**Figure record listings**
Segment Open
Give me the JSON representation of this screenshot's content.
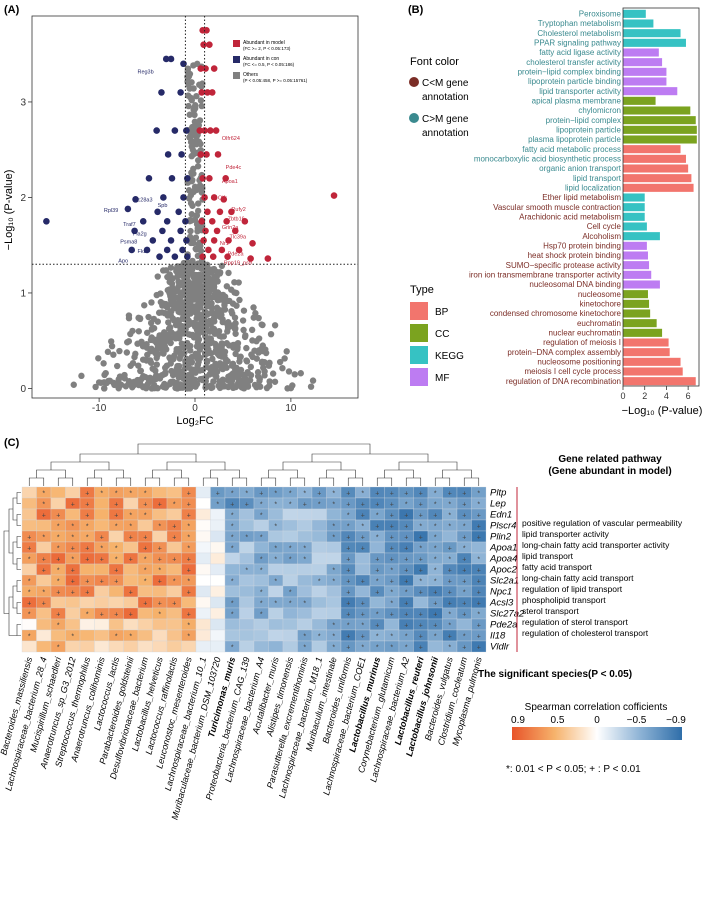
{
  "panels": {
    "A": {
      "label": "(A)"
    },
    "B": {
      "label": "(B)"
    },
    "C": {
      "label": "(C)"
    }
  },
  "chart_data": [
    {
      "id": "volcano",
      "type": "scatter",
      "title": "",
      "xlabel": "Log₂FC",
      "ylabel": "−Log₁₀ (P-value)",
      "xlim": [
        -17,
        17
      ],
      "ylim": [
        -0.1,
        3.9
      ],
      "xticks": [
        -10,
        0,
        10
      ],
      "yticks": [
        0,
        1,
        2,
        3
      ],
      "thresholds": {
        "x": [
          -1,
          1
        ],
        "y": 1.3
      },
      "colors": {
        "up": "#c0253a",
        "down": "#262a68",
        "other": "#808080"
      },
      "legend": [
        {
          "key": "up",
          "label": "Abundant in model",
          "sub": "(FC >= 2, P < 0.05:173)"
        },
        {
          "key": "down",
          "label": "Abundant in con",
          "sub": "(FC <= 0.5, P < 0.05:186)"
        },
        {
          "key": "other",
          "label": "Others",
          "sub": "(P < 0.05:458, P >= 0.05:15761)"
        }
      ],
      "up_points": [
        [
          0.8,
          3.75
        ],
        [
          1.2,
          3.75
        ],
        [
          0.9,
          3.6
        ],
        [
          1.5,
          3.6
        ],
        [
          0.6,
          3.35
        ],
        [
          1.1,
          3.35
        ],
        [
          2.0,
          3.35
        ],
        [
          0.7,
          3.1
        ],
        [
          1.3,
          3.1
        ],
        [
          1.8,
          3.1
        ],
        [
          0.5,
          2.7
        ],
        [
          1.0,
          2.7
        ],
        [
          1.6,
          2.7
        ],
        [
          2.2,
          2.7
        ],
        [
          0.6,
          2.45
        ],
        [
          1.2,
          2.45
        ],
        [
          2.4,
          2.45
        ],
        [
          0.8,
          2.2
        ],
        [
          1.5,
          2.2
        ],
        [
          3.2,
          2.2
        ],
        [
          1.0,
          2.0
        ],
        [
          2.0,
          2.0
        ],
        [
          3.0,
          1.98
        ],
        [
          1.3,
          1.85
        ],
        [
          2.6,
          1.85
        ],
        [
          3.8,
          1.85
        ],
        [
          0.7,
          1.75
        ],
        [
          1.8,
          1.75
        ],
        [
          3.3,
          1.75
        ],
        [
          5.2,
          1.75
        ],
        [
          1.1,
          1.65
        ],
        [
          2.3,
          1.65
        ],
        [
          4.2,
          1.65
        ],
        [
          0.9,
          1.55
        ],
        [
          2.0,
          1.55
        ],
        [
          3.5,
          1.55
        ],
        [
          6.0,
          1.52
        ],
        [
          1.4,
          1.45
        ],
        [
          2.8,
          1.45
        ],
        [
          4.6,
          1.45
        ],
        [
          0.8,
          1.38
        ],
        [
          1.9,
          1.38
        ],
        [
          3.4,
          1.38
        ],
        [
          5.8,
          1.36
        ],
        [
          7.6,
          1.36
        ],
        [
          14.5,
          2.02
        ]
      ],
      "down_points": [
        [
          -1.2,
          3.4
        ],
        [
          -2.5,
          3.45
        ],
        [
          -3.0,
          3.45
        ],
        [
          -1.5,
          3.1
        ],
        [
          -3.5,
          3.1
        ],
        [
          -0.9,
          2.7
        ],
        [
          -2.1,
          2.7
        ],
        [
          -4.0,
          2.7
        ],
        [
          -1.4,
          2.45
        ],
        [
          -2.8,
          2.45
        ],
        [
          -0.8,
          2.2
        ],
        [
          -2.4,
          2.2
        ],
        [
          -4.8,
          2.2
        ],
        [
          -1.2,
          2.0
        ],
        [
          -3.3,
          2.0
        ],
        [
          -6.2,
          1.98
        ],
        [
          -1.7,
          1.85
        ],
        [
          -3.9,
          1.85
        ],
        [
          -7.0,
          1.88
        ],
        [
          -1.0,
          1.75
        ],
        [
          -2.9,
          1.75
        ],
        [
          -5.4,
          1.75
        ],
        [
          -1.5,
          1.65
        ],
        [
          -3.4,
          1.65
        ],
        [
          -6.3,
          1.65
        ],
        [
          -0.9,
          1.55
        ],
        [
          -2.5,
          1.55
        ],
        [
          -4.4,
          1.55
        ],
        [
          -1.3,
          1.45
        ],
        [
          -2.9,
          1.45
        ],
        [
          -5.0,
          1.45
        ],
        [
          -6.6,
          1.45
        ],
        [
          -0.8,
          1.38
        ],
        [
          -2.1,
          1.38
        ],
        [
          -3.7,
          1.38
        ],
        [
          -15.5,
          1.75
        ]
      ],
      "labels_up": [
        {
          "text": "Olfr624",
          "x": 2.8,
          "y": 2.6
        },
        {
          "text": "Pde4c",
          "x": 3.2,
          "y": 2.3
        },
        {
          "text": "Apoa1",
          "x": 2.8,
          "y": 2.15
        },
        {
          "text": "Olfr",
          "x": 2.4,
          "y": 1.98
        },
        {
          "text": "Rufy2",
          "x": 3.8,
          "y": 1.86
        },
        {
          "text": "Zbtb16",
          "x": 3.4,
          "y": 1.76
        },
        {
          "text": "Grin2a",
          "x": 2.8,
          "y": 1.67
        },
        {
          "text": "Tlc39a",
          "x": 3.6,
          "y": 1.57
        },
        {
          "text": "Nr1",
          "x": 2.6,
          "y": 1.5
        },
        {
          "text": "Pde2a",
          "x": 3.4,
          "y": 1.39
        },
        {
          "text": "Rpp19_ps9",
          "x": 3.0,
          "y": 1.3
        }
      ],
      "labels_down": [
        {
          "text": "Reg3b",
          "x": -6.0,
          "y": 3.3
        },
        {
          "text": "Slc28a3",
          "x": -6.5,
          "y": 1.96
        },
        {
          "text": "Spb",
          "x": -3.9,
          "y": 1.9
        },
        {
          "text": "Rpl39",
          "x": -9.5,
          "y": 1.85
        },
        {
          "text": "Traf7",
          "x": -7.5,
          "y": 1.7
        },
        {
          "text": "Pla2g",
          "x": -6.5,
          "y": 1.6
        },
        {
          "text": "Psma8",
          "x": -7.8,
          "y": 1.52
        },
        {
          "text": "Fkb",
          "x": -6.0,
          "y": 1.42
        },
        {
          "text": "Apo",
          "x": -8.0,
          "y": 1.32
        }
      ]
    },
    {
      "id": "enrichment",
      "type": "bar",
      "orientation": "horizontal",
      "xlabel": "−Log₁₀ (P-value)",
      "xlim": [
        0,
        7
      ],
      "xticks": [
        0,
        2,
        4,
        6
      ],
      "font_color_title": "Font color",
      "font_color_legend": [
        {
          "label": "C<M gene annotation",
          "color": "#7b2d26"
        },
        {
          "label": "C>M gene annotation",
          "color": "#3a8a8f"
        }
      ],
      "type_title": "Type",
      "type_legend": [
        {
          "label": "BP",
          "color": "#f2756d"
        },
        {
          "label": "CC",
          "color": "#7ba31f"
        },
        {
          "label": "KEGG",
          "color": "#36c2c3"
        },
        {
          "label": "MF",
          "color": "#bd7cf2"
        }
      ],
      "categories": [
        "Peroxisome",
        "Tryptophan metabolism",
        "Cholesterol metabolism",
        "PPAR signaling pathway",
        "fatty acid ligase activity",
        "cholesterol transfer activity",
        "protein−lipid complex binding",
        "lipoprotein particle binding",
        "lipid transporter activity",
        "apical plasma membrane",
        "chylomicron",
        "protein−lipid complex",
        "lipoprotein particle",
        "plasma lipoprotein particle",
        "fatty acid metabolic process",
        "monocarboxylic acid biosynthetic process",
        "organic anion transport",
        "lipid transport",
        "lipid localization",
        "Ether lipid metabolism",
        "Vascular smooth muscle contraction",
        "Arachidonic acid metabolism",
        "Cell cycle",
        "Alcoholism",
        "Hsp70 protein binding",
        "heat shock protein binding",
        "SUMO−specific protease activity",
        "iron ion transmembrane transporter activity",
        "nucleosomal DNA binding",
        "nucleosome",
        "kinetochore",
        "condensed chromosome kinetochore",
        "euchromatin",
        "nuclear euchromatin",
        "regulation of meiosis I",
        "protein−DNA complex assembly",
        "nucleosome positioning",
        "meiosis I cell cycle process",
        "regulation of DNA recombination"
      ],
      "values": [
        2.1,
        2.8,
        5.3,
        5.8,
        3.3,
        3.6,
        4.0,
        4.0,
        5.0,
        3.0,
        6.2,
        6.7,
        6.8,
        6.8,
        5.3,
        5.8,
        6.0,
        6.3,
        6.5,
        2.0,
        2.0,
        2.0,
        2.2,
        3.4,
        2.2,
        2.3,
        2.4,
        2.6,
        3.4,
        2.3,
        2.4,
        2.5,
        3.1,
        3.6,
        4.2,
        4.3,
        5.3,
        5.5,
        6.7
      ],
      "types": [
        "KEGG",
        "KEGG",
        "KEGG",
        "KEGG",
        "MF",
        "MF",
        "MF",
        "MF",
        "MF",
        "CC",
        "CC",
        "CC",
        "CC",
        "CC",
        "BP",
        "BP",
        "BP",
        "BP",
        "BP",
        "KEGG",
        "KEGG",
        "KEGG",
        "KEGG",
        "KEGG",
        "MF",
        "MF",
        "MF",
        "MF",
        "MF",
        "CC",
        "CC",
        "CC",
        "CC",
        "CC",
        "BP",
        "BP",
        "BP",
        "BP",
        "BP"
      ],
      "label_colors": [
        "teal",
        "teal",
        "teal",
        "teal",
        "teal",
        "teal",
        "teal",
        "teal",
        "teal",
        "teal",
        "teal",
        "teal",
        "teal",
        "teal",
        "teal",
        "teal",
        "teal",
        "teal",
        "teal",
        "brown",
        "brown",
        "brown",
        "brown",
        "brown",
        "brown",
        "brown",
        "brown",
        "brown",
        "brown",
        "brown",
        "brown",
        "brown",
        "brown",
        "brown",
        "brown",
        "brown",
        "brown",
        "brown",
        "brown"
      ]
    },
    {
      "id": "correlation",
      "type": "heatmap",
      "rows": [
        "Pltp",
        "Lep",
        "Edn1",
        "Plscr4",
        "Plin2",
        "Apoa1",
        "Apoa4",
        "Apoc2",
        "Slc2a1",
        "Npc1",
        "Acsl3",
        "Slc27a2",
        "Pde2a",
        "Il18",
        "Vldlr"
      ],
      "columns": [
        "Bacteroides_massiliensis",
        "Lachnospiraceae_bacterium_28_4",
        "Mucispirillum_schaedleri",
        "Anaerotruncus_sp_G3_2012",
        "Streptococcus_thermophilus",
        "Anaerotruncus_colihominis",
        "Lactococcus_lactis",
        "Parabacteroides_goldsteinii",
        "Desulfovibrionaceae_bacterium",
        "Lactobacillus_helveticus",
        "Lactococcus_raffinolactis",
        "Leuconostoc_mesenteroides",
        "Lachnospiraceae_bacterium_10_1",
        "Muribaculaceae_bacterium_DSM_103720",
        "Turicimonas_muris",
        "Proteobacteria_bacterium_CAG_139",
        "Lachnospiraceae_bacterium_A4",
        "Acutalibacter_muris",
        "Alistipes_timonensis",
        "Parasutterella_excrementihominis",
        "Lachnospiraceae_bacterium_M18_1",
        "Muribaculum_intestinale",
        "Bacteroides_uniformis",
        "Lachnospiraceae_bacterium_COE1",
        "Lactobacillus_murinus",
        "Corynebacterium_glutamicum",
        "Lachnospiraceae_bacterium_A2",
        "Lactobacillus_reuteri",
        "Lactobacillus_johnsonii",
        "Bacteroides_vulgatus",
        "Clostridium_cocleatum",
        "Mycoplasma_pulmonis"
      ],
      "bold_columns": [
        "Turicimonas_muris",
        "Lactobacillus_murinus",
        "Lactobacillus_reuteri",
        "Lactobacillus_johnsonii"
      ],
      "pathway_title": "Gene related pathway",
      "pathway_subtitle": "(Gene abundant in model)",
      "pathways": [
        "positive regulation of vascular permeability",
        "lipid transporter activity",
        "long-chain fatty acid transporter activity",
        "lipid transport",
        "fatty acid transport",
        "long-chain fatty acid transport",
        "regulation of lipid transport",
        "phospholipid transport",
        "sterol transport",
        "regulation of sterol transport",
        "regulation of cholesterol transport"
      ],
      "species_caption": "The significant species(P < 0.05)",
      "colorbar_title": "Spearman correlation cofficients",
      "colorbar_ticks": [
        "0.9",
        "0.5",
        "0",
        "−0.5",
        "−0.9"
      ],
      "significance_note": "*: 0.01 < P < 0.05; + : P < 0.01",
      "value_range": [
        -0.9,
        0.9
      ]
    }
  ]
}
Segment Closed
Check each line above for the word "correlation" and copy every line that has it.

      "id": "correlation",
      "colorbar_title": "Spearman correlation cofficients",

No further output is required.